» Study material:
-- -- --

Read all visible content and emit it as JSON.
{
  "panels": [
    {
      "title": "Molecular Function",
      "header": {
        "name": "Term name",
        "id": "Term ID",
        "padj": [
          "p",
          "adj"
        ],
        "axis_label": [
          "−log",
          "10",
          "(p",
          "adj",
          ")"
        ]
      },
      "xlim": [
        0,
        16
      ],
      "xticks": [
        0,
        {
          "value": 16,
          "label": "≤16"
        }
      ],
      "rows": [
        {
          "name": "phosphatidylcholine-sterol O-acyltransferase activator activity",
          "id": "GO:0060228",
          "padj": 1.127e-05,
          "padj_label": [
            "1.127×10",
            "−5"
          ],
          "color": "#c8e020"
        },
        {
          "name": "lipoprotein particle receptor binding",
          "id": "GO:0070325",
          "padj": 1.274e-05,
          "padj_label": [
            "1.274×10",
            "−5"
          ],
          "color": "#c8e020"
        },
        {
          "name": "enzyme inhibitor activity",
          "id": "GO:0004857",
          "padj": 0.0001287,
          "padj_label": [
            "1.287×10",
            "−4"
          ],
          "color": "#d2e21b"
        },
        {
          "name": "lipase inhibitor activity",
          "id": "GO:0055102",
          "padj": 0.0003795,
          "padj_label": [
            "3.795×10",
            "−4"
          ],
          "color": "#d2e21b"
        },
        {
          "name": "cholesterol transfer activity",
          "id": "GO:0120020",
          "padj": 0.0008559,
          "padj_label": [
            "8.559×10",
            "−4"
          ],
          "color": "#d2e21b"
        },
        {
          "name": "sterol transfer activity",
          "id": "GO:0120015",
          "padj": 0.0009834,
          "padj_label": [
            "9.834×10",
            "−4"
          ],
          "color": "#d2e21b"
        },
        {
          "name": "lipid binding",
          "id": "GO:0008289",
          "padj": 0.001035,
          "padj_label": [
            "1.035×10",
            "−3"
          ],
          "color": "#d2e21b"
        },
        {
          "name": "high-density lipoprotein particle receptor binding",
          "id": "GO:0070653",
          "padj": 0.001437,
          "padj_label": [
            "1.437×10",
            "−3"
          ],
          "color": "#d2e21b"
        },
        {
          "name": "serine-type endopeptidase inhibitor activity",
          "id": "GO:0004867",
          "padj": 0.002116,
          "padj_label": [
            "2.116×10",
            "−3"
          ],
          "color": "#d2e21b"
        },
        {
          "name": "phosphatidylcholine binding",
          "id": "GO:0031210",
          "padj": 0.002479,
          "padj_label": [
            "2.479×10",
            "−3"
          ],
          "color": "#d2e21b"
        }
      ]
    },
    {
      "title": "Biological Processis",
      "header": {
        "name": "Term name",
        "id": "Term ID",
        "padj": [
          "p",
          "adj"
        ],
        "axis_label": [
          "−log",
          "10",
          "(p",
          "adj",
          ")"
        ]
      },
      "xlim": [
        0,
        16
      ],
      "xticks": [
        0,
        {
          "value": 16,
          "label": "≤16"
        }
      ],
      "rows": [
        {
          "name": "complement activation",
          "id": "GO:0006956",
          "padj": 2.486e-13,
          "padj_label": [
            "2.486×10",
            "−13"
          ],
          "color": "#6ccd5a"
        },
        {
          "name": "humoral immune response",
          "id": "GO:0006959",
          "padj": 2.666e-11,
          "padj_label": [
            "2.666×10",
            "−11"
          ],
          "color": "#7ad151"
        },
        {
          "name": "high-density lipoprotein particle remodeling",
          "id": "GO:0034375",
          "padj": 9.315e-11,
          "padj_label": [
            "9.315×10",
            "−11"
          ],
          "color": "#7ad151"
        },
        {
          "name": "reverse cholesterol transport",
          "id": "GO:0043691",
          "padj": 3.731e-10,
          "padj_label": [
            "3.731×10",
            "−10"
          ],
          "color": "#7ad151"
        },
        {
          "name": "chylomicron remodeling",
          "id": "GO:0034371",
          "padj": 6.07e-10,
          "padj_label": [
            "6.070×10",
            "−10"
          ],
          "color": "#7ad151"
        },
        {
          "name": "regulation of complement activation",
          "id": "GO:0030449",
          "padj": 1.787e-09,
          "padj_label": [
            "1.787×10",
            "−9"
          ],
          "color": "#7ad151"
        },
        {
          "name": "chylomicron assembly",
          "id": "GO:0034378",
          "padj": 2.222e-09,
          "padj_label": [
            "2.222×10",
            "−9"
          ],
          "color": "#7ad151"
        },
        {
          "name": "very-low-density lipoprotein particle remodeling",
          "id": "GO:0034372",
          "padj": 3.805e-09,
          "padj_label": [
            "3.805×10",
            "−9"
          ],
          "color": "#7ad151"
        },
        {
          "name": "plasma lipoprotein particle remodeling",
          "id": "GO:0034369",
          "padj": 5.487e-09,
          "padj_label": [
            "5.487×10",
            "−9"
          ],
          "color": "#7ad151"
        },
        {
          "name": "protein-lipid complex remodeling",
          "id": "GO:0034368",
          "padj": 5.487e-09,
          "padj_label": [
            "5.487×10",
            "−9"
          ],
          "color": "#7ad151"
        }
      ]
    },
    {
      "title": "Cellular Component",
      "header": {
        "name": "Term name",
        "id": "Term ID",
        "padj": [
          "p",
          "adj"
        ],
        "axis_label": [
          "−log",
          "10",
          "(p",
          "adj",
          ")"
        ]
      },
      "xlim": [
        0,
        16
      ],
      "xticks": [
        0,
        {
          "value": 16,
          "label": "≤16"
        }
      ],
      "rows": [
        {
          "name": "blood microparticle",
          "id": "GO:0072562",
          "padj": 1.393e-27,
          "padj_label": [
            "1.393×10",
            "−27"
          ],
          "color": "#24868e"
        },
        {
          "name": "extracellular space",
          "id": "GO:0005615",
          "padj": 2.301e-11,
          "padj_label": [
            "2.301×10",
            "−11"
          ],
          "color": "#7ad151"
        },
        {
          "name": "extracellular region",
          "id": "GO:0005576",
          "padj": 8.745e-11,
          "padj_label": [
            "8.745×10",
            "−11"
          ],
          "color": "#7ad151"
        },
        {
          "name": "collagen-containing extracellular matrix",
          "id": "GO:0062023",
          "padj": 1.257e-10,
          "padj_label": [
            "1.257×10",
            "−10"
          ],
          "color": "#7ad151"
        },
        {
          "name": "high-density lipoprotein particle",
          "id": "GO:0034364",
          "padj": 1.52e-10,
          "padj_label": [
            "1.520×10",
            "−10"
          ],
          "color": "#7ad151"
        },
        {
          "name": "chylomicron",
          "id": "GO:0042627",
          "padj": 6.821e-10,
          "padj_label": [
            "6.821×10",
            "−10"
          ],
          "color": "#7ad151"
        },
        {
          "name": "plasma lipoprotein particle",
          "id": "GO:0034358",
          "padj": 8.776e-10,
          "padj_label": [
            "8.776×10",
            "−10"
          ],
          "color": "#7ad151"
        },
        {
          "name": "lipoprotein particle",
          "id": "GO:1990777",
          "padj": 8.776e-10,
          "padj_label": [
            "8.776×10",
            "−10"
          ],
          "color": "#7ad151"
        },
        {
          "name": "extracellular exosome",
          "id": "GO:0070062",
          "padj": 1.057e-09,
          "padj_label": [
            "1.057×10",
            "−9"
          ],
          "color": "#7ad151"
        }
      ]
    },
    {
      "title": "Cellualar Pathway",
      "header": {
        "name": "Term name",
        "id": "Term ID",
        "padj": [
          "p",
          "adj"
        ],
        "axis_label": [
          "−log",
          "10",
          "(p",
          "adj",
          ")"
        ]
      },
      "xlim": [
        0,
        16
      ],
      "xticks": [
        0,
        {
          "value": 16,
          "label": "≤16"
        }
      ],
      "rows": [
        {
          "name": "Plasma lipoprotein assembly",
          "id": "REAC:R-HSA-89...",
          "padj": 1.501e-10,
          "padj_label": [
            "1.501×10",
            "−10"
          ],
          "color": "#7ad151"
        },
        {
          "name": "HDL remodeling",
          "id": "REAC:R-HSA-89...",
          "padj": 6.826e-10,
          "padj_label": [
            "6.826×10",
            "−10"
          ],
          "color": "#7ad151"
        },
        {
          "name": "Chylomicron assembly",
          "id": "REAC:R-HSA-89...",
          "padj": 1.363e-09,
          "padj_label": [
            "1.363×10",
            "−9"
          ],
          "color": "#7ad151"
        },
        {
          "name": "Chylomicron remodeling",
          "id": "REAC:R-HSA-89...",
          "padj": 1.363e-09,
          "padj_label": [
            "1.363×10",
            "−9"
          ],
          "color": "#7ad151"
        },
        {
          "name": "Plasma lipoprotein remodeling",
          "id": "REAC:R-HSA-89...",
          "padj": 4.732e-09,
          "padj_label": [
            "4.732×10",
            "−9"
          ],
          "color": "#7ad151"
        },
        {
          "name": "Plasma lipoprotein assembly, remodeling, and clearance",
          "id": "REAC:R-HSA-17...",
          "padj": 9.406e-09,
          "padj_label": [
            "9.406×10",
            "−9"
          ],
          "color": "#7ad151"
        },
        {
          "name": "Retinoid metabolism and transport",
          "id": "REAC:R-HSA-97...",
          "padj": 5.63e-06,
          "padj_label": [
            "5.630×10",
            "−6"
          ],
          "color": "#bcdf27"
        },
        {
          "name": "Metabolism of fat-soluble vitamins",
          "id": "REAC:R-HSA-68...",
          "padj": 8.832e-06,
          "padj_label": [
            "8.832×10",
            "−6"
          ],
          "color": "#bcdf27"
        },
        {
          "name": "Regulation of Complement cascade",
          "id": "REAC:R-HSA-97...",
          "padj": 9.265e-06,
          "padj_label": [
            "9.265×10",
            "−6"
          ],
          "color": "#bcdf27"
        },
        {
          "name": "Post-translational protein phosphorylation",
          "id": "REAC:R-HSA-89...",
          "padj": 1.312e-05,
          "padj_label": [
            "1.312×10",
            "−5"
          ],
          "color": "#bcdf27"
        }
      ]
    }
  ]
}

-- -- --

» What the task requires: Go through the material above and count the lines that contain "activation"; give that number alone.

» Solution to the problem: 2